> [Challenge]:
Copy every line from the data below in which the string "Samuel" can be found.

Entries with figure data
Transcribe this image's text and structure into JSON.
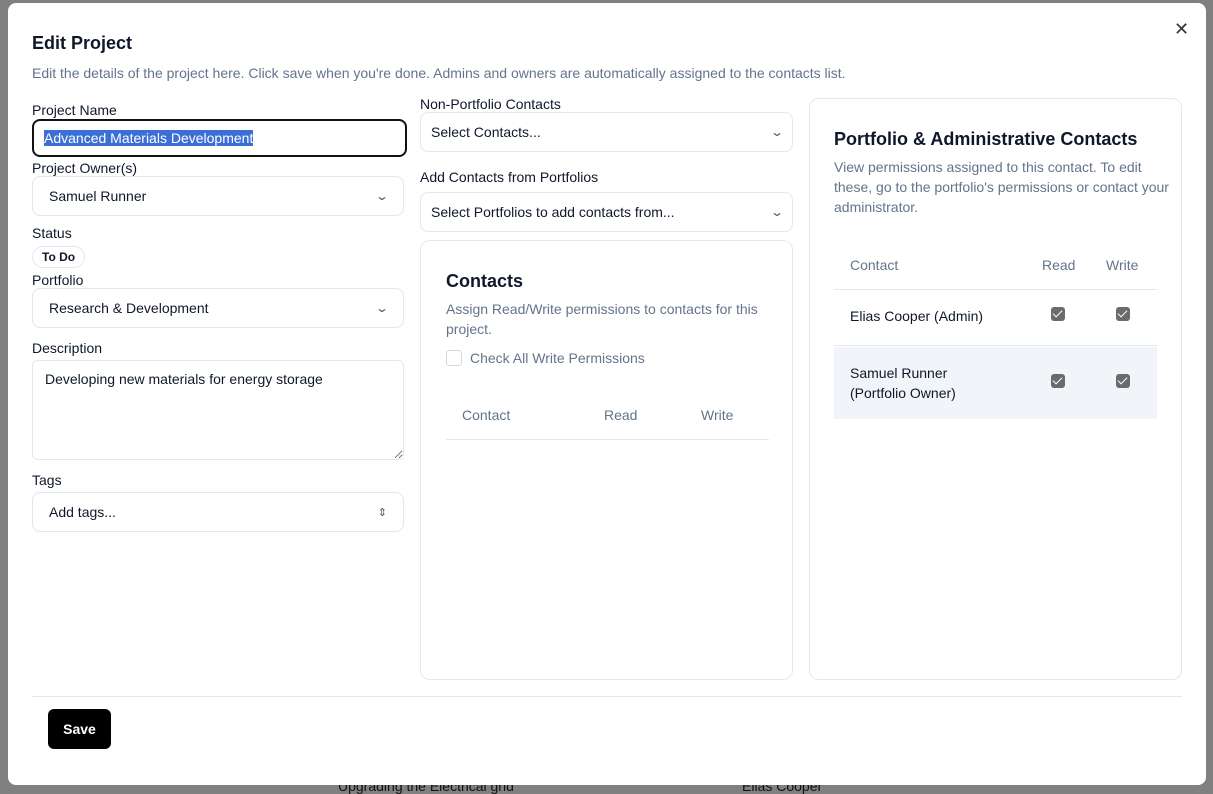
{
  "background": {
    "text1": "Upgrading the Electrical grid",
    "text2": "Elias Cooper"
  },
  "dialog": {
    "title": "Edit Project",
    "description": "Edit the details of the project here. Click save when you're done. Admins and owners are automatically assigned to the contacts list.",
    "close_icon": "close-icon",
    "project_name": {
      "label": "Project Name",
      "value": "Advanced Materials Development"
    },
    "project_owners": {
      "label": "Project Owner(s)",
      "value": "Samuel Runner"
    },
    "status": {
      "label": "Status",
      "value": "To Do"
    },
    "portfolio": {
      "label": "Portfolio",
      "value": "Research & Development"
    },
    "description_field": {
      "label": "Description",
      "value": "Developing new materials for energy storage"
    },
    "tags": {
      "label": "Tags",
      "placeholder": "Add tags..."
    },
    "non_portfolio_contacts": {
      "label": "Non-Portfolio Contacts",
      "placeholder": "Select Contacts..."
    },
    "add_from_portfolios": {
      "label": "Add Contacts from Portfolios",
      "placeholder": "Select Portfolios to add contacts from..."
    },
    "contacts_card": {
      "title": "Contacts",
      "description": "Assign Read/Write permissions to contacts for this project.",
      "check_all_label": "Check All Write Permissions",
      "check_all_checked": false,
      "columns": [
        "Contact",
        "Read",
        "Write"
      ],
      "rows": []
    },
    "admin_card": {
      "title": "Portfolio & Administrative Contacts",
      "description": "View permissions assigned to this contact. To edit these, go to the portfolio's permissions or contact your administrator.",
      "columns": [
        "Contact",
        "Read",
        "Write"
      ],
      "rows": [
        {
          "contact": "Elias Cooper (Admin)",
          "read": true,
          "write": true
        },
        {
          "contact": "Samuel Runner (Portfolio Owner)",
          "read": true,
          "write": true
        }
      ]
    },
    "save_label": "Save"
  }
}
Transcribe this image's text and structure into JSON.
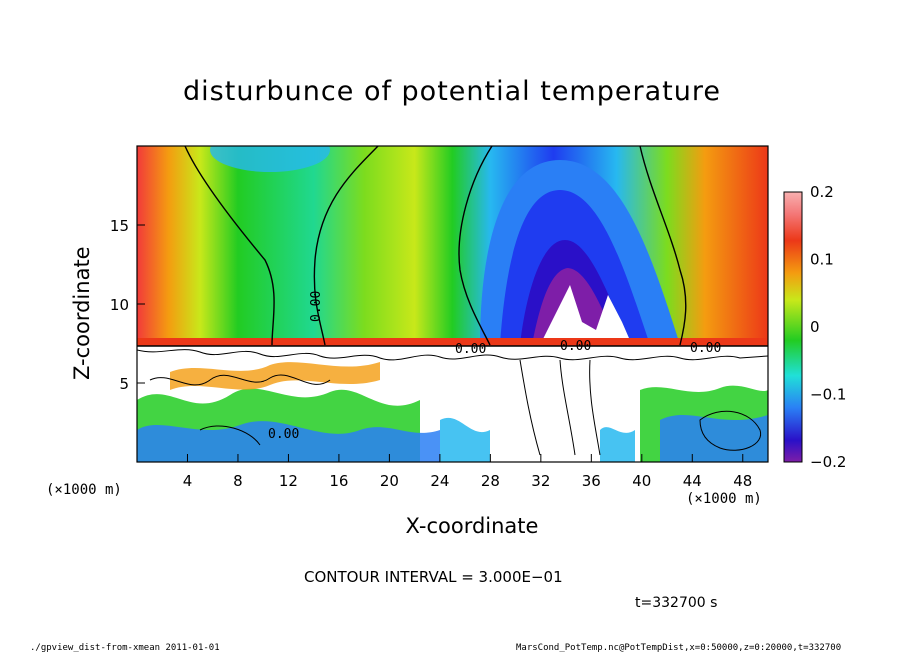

> [Answer for this exercise]:
      "value": "Samuel Runner"
          "contact": "Samuel Runner (Portfolio Owner)",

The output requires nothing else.